The Stock Span Problem

In [1]:
def stack_create():
    return []

def stack_push(stack, value):
    stack.append(value)

def stack_pop(stack):
    return stack.pop()

def stack_top(stack):
    return stack[-1]

def stack_is_empty(stack):
    return len(stack) == 0

def stack_to_string(stack):
    s  = " TOP OF THE STACK\n"
    s += "-------------------\n"
    
    for v in reversed(stack):
        s += str(v).center(20) + "\n"

    s += "-------------------\n"
    s += "BOTTOM OF THE STACK\n"
    return s
In [2]:
p = [100, 80, 60, 70, 60, 75, 85]
In [3]:
def compute_span(prices):
    s = []
    
    # Traverse the list of prices
    for i, price in enumerate(prices):
        # For each price, traverse all the previous prices,
        # incrementing S_i until we encounter a price that
        # is larger than the current price.
        s_i = 0
        for prev_price in prices[i::-1]:           
            if prev_price > price:
                break
            else:
                s_i += 1
                
        s.append(s_i)
                
    return s
In [4]:
compute_span(p)
Out[4]:
[1, 1, 1, 2, 1, 4, 6]
In [5]:
# Stack-based implementation of the stock span problem.
# Notice how we only use the stack functions when interacting
# with the stack. We never access the values in the 'st' list
# directly.
def compute_span_stacks(prices):
    s = []
    
    # Create a stack
    st = stack_create()

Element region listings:
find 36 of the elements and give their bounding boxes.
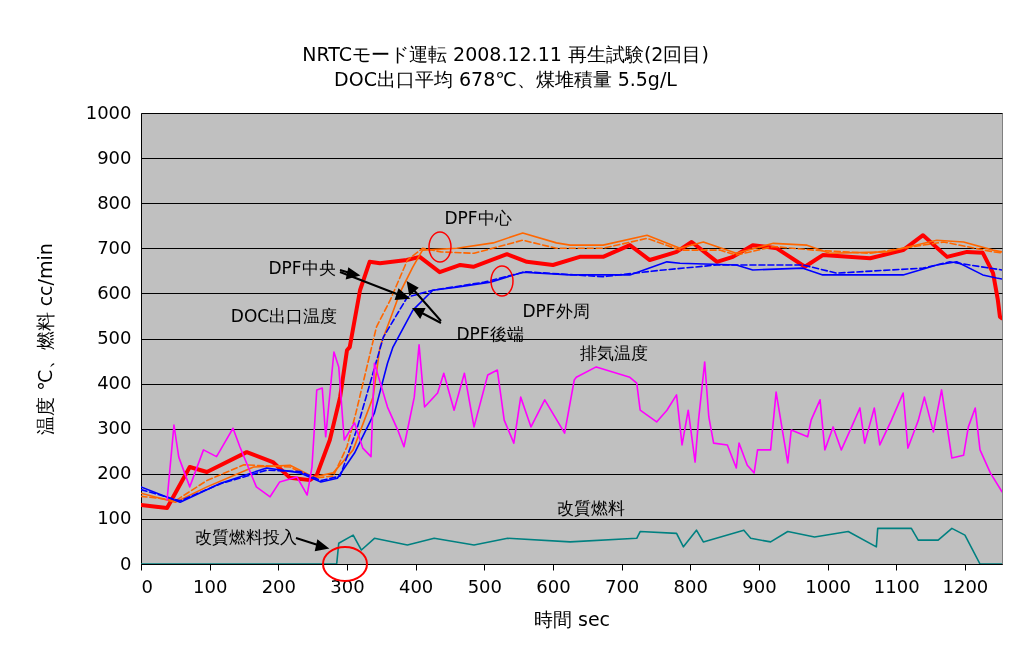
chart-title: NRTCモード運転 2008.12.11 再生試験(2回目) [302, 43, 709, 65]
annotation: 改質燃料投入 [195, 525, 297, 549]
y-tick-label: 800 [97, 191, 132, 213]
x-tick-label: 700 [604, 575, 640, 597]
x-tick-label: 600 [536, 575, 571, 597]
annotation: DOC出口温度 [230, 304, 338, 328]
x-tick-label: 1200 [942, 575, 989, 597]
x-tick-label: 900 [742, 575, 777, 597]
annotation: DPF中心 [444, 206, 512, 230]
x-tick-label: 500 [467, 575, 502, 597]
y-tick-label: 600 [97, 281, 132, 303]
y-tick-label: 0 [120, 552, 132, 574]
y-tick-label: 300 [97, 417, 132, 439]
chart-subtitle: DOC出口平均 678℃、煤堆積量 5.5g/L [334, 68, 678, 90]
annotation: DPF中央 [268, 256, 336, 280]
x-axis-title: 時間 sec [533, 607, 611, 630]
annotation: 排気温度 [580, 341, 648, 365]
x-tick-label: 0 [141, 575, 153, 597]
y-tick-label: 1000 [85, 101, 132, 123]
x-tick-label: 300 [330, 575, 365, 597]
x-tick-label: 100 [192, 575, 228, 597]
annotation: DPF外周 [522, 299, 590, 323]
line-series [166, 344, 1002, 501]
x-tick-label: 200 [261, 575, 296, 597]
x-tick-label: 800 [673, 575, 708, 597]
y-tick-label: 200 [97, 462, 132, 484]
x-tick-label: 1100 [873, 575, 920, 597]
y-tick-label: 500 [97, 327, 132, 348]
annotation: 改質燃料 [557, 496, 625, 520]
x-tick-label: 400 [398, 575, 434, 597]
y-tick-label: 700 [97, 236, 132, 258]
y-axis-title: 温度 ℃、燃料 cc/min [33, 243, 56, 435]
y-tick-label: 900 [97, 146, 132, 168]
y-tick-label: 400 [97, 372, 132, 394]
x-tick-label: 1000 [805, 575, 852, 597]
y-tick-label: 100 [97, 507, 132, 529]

* **SET OF TASKS**
a – Render the rows as a JSON list of strings with one string per line and no blank lines, starting at the line that contains "chart-title: NRTCモード運転 2008.12.11" and ending at the line that contains "x-tick-label: 300 [330, 575, 365, 597]".
b – Continue the stock span notebook from where it stops.

* **RESPONSE LIST**
a –
[
  "chart-title: NRTCモード運転 2008.12.11 再生試験(2回目) [302, 43, 709, 65]",
  "annotation: 改質燃料投入 [195, 525, 297, 549]",
  "y-tick-label: 800 [97, 191, 132, 213]",
  "x-tick-label: 700 [604, 575, 640, 597]",
  "x-tick-label: 600 [536, 575, 571, 597]",
  "annotation: DOC出口温度 [230, 304, 338, 328]",
  "x-tick-label: 1200 [942, 575, 989, 597]",
  "x-tick-label: 900 [742, 575, 777, 597]",
  "annotation: DPF中心 [444, 206, 512, 230]",
  "x-tick-label: 500 [467, 575, 502, 597]",
  "y-tick-label: 600 [97, 281, 132, 303]",
  "y-tick-label: 0 [120, 552, 132, 574]",
  "y-tick-label: 300 [97, 417, 132, 439]",
  "chart-subtitle: DOC出口平均 678℃、煤堆積量 5.5g/L [334, 68, 678, 90]",
  "annotation: DPF中央 [268, 256, 336, 280]",
  "x-axis-title: 時間 sec [533, 607, 611, 630]",
  "annotation: 排気温度 [580, 341, 648, 365]",
  "x-tick-label: 0 [141, 575, 153, 597]",
  "y-tick-label: 1000 [85, 101, 132, 123]",
  "x-tick-label: 300 [330, 575, 365, 597]"
]

b –
    # Traverse the list of prices
    for i, price in enumerate(prices):
        
        # Pop elements from stack until we encounter a price that
        # is greater than the current price, or until the stack
        # is empty
        while not stack_is_empty(st):
            prev_price = prices[stack_top(st)]
            
            if prev_price > price:
                break
            else:
                stack_pop(st)
    
        if stack_is_empty(st):
            # If the stack is empty, then the current price
            # is greater than all the elements to the left of
            # it (note: this is trivially true for the first
            # price in the list)
            s_i = i + 1
        else:
            # Otherwise, the current price is only greater than the
            # elements after the index at the top of the stack.
            s_i = i - stack_top(st)
               
        s.append(s_i)
                
        # Push the index of this price into the stack
        stack_push(st, i)
        
    return s
In [6]:
compute_span_stacks(p)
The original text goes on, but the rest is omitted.